'''

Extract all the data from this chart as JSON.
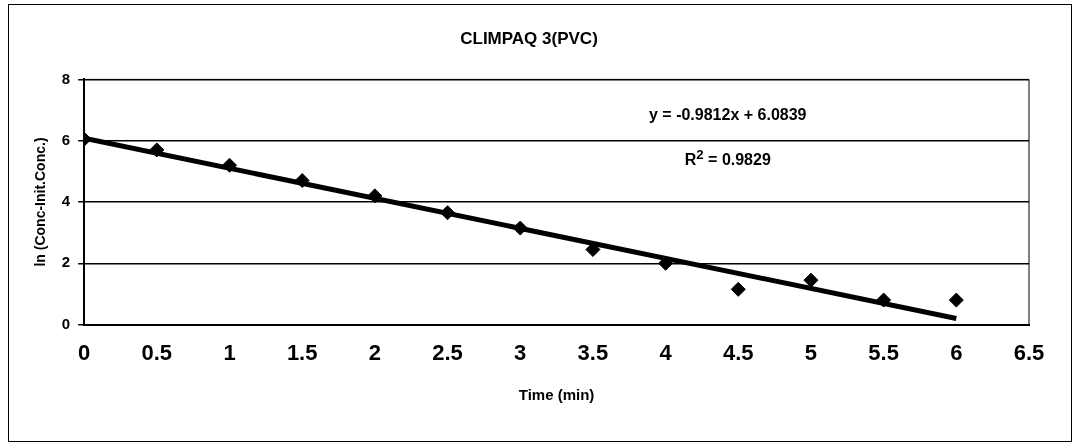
{
  "chart_data": {
    "type": "scatter",
    "title": "CLIMPAQ 3(PVC)",
    "xlabel": "Time (min)",
    "ylabel": "ln (Conc-Init.Conc.)",
    "series": [
      {
        "color": "#000000",
        "x": [
          0,
          0.5,
          1,
          1.5,
          2,
          2.5,
          3,
          3.5,
          4,
          4.5,
          5,
          5.5,
          6
        ],
        "values": [
          6.05,
          5.7,
          5.2,
          4.7,
          4.2,
          3.65,
          3.15,
          2.45,
          2.0,
          1.15,
          1.45,
          0.8,
          0.8
        ]
      },
      {
        "type": "line",
        "marker": "none",
        "color": "#000000",
        "x": [
          0,
          6
        ],
        "values": [
          6.08,
          0.2
        ]
      }
    ],
    "xlim": [
      0,
      6.5
    ],
    "xticks": [
      0,
      0.5,
      1,
      1.5,
      2,
      2.5,
      3,
      3.5,
      4,
      4.5,
      5,
      5.5,
      6,
      6.5
    ],
    "ylim": [
      0,
      8
    ],
    "yticks": [
      0,
      2,
      4,
      6,
      8
    ],
    "grid": "y",
    "legend": false,
    "marker": "diamond",
    "annotations": [
      "y = -0.9812x + 6.0839",
      "R$^{2}$ = 0.9829"
    ]
  }
}
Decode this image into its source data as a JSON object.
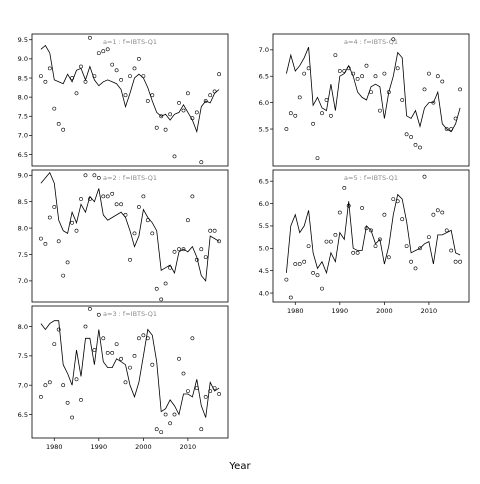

'''

* YOUR TASK *
Gather from the entries above all lines that include the string "JSON".

* RESPONSE *
Extract all the data from this chart as JSON.
Decode this image into its source data as a JSON object.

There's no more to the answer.